begin Record list
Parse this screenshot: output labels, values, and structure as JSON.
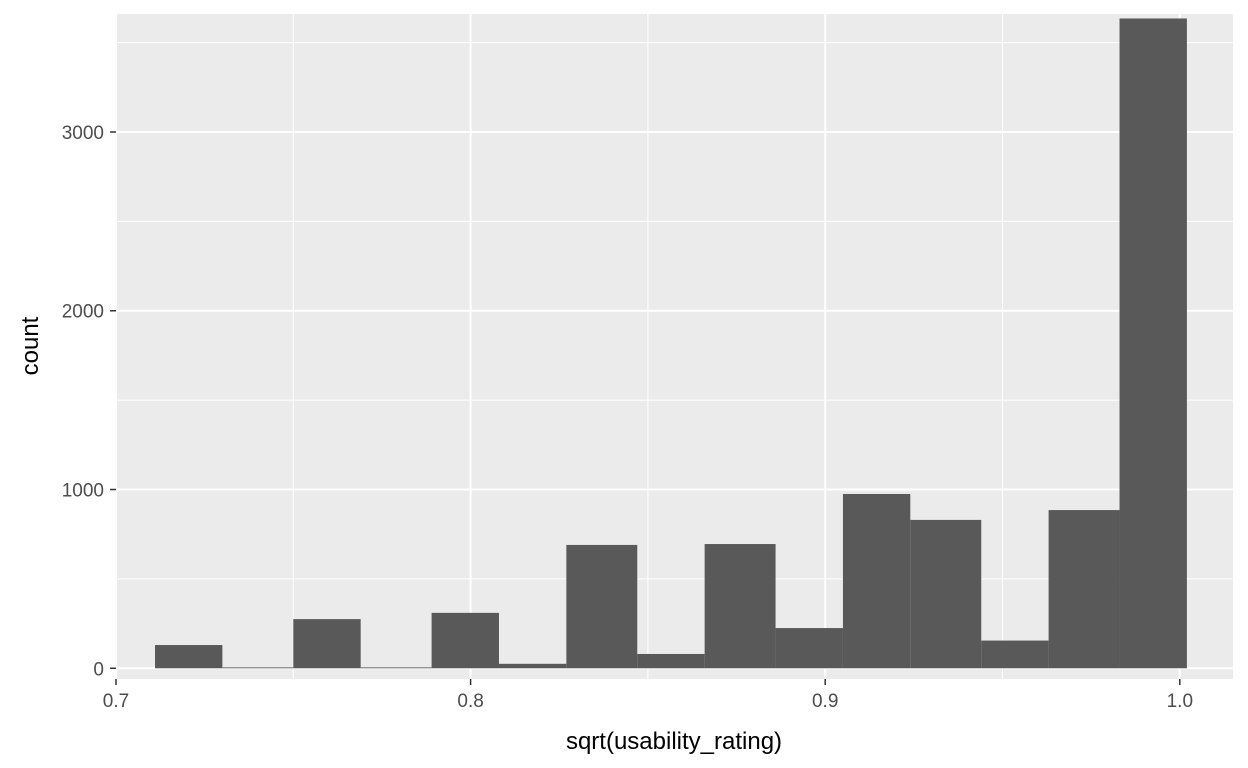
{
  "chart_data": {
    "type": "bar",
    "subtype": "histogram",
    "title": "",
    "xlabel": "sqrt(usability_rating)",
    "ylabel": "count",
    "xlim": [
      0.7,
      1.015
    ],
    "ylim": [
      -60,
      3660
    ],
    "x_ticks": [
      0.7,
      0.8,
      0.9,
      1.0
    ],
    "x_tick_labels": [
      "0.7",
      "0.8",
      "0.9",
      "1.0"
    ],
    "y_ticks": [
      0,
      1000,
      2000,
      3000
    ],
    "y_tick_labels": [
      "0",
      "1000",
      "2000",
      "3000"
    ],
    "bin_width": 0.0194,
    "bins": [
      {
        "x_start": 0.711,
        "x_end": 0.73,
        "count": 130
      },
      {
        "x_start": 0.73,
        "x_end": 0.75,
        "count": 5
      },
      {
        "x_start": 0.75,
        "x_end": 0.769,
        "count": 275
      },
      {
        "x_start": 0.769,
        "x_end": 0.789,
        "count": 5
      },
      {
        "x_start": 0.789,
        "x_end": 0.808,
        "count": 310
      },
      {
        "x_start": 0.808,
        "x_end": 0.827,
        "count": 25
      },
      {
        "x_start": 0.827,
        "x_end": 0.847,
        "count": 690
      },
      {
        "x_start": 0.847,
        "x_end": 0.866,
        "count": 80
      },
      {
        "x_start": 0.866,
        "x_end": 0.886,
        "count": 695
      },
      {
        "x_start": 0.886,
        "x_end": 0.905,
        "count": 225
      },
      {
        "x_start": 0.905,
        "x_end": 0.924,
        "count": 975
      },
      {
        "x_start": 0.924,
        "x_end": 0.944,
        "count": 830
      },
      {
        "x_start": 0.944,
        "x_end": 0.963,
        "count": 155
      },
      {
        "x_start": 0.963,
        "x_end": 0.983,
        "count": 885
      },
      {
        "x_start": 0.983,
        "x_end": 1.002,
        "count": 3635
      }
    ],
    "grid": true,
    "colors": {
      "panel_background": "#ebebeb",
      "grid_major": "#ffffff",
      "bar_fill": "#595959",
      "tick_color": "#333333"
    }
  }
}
end Record list
§ **Your task**
Output the lines above in full and exactly as given, omitting any pictures.

§ **Output for this exercise**
Parse this screenshot: output labels, values, and structure as JSON.
{
  "chart_data": {
    "type": "bar",
    "subtype": "histogram",
    "title": "",
    "xlabel": "sqrt(usability_rating)",
    "ylabel": "count",
    "xlim": [
      0.7,
      1.015
    ],
    "ylim": [
      -60,
      3660
    ],
    "x_ticks": [
      0.7,
      0.8,
      0.9,
      1.0
    ],
    "x_tick_labels": [
      "0.7",
      "0.8",
      "0.9",
      "1.0"
    ],
    "y_ticks": [
      0,
      1000,
      2000,
      3000
    ],
    "y_tick_labels": [
      "0",
      "1000",
      "2000",
      "3000"
    ],
    "bin_width": 0.0194,
    "bins": [
      {
        "x_start": 0.711,
        "x_end": 0.73,
        "count": 130
      },
      {
        "x_start": 0.73,
        "x_end": 0.75,
        "count": 5
      },
      {
        "x_start": 0.75,
        "x_end": 0.769,
        "count": 275
      },
      {
        "x_start": 0.769,
        "x_end": 0.789,
        "count": 5
      },
      {
        "x_start": 0.789,
        "x_end": 0.808,
        "count": 310
      },
      {
        "x_start": 0.808,
        "x_end": 0.827,
        "count": 25
      },
      {
        "x_start": 0.827,
        "x_end": 0.847,
        "count": 690
      },
      {
        "x_start": 0.847,
        "x_end": 0.866,
        "count": 80
      },
      {
        "x_start": 0.866,
        "x_end": 0.886,
        "count": 695
      },
      {
        "x_start": 0.886,
        "x_end": 0.905,
        "count": 225
      },
      {
        "x_start": 0.905,
        "x_end": 0.924,
        "count": 975
      },
      {
        "x_start": 0.924,
        "x_end": 0.944,
        "count": 830
      },
      {
        "x_start": 0.944,
        "x_end": 0.963,
        "count": 155
      },
      {
        "x_start": 0.963,
        "x_end": 0.983,
        "count": 885
      },
      {
        "x_start": 0.983,
        "x_end": 1.002,
        "count": 3635
      }
    ],
    "grid": true,
    "colors": {
      "panel_background": "#ebebeb",
      "grid_major": "#ffffff",
      "bar_fill": "#595959",
      "tick_color": "#333333"
    }
  }
}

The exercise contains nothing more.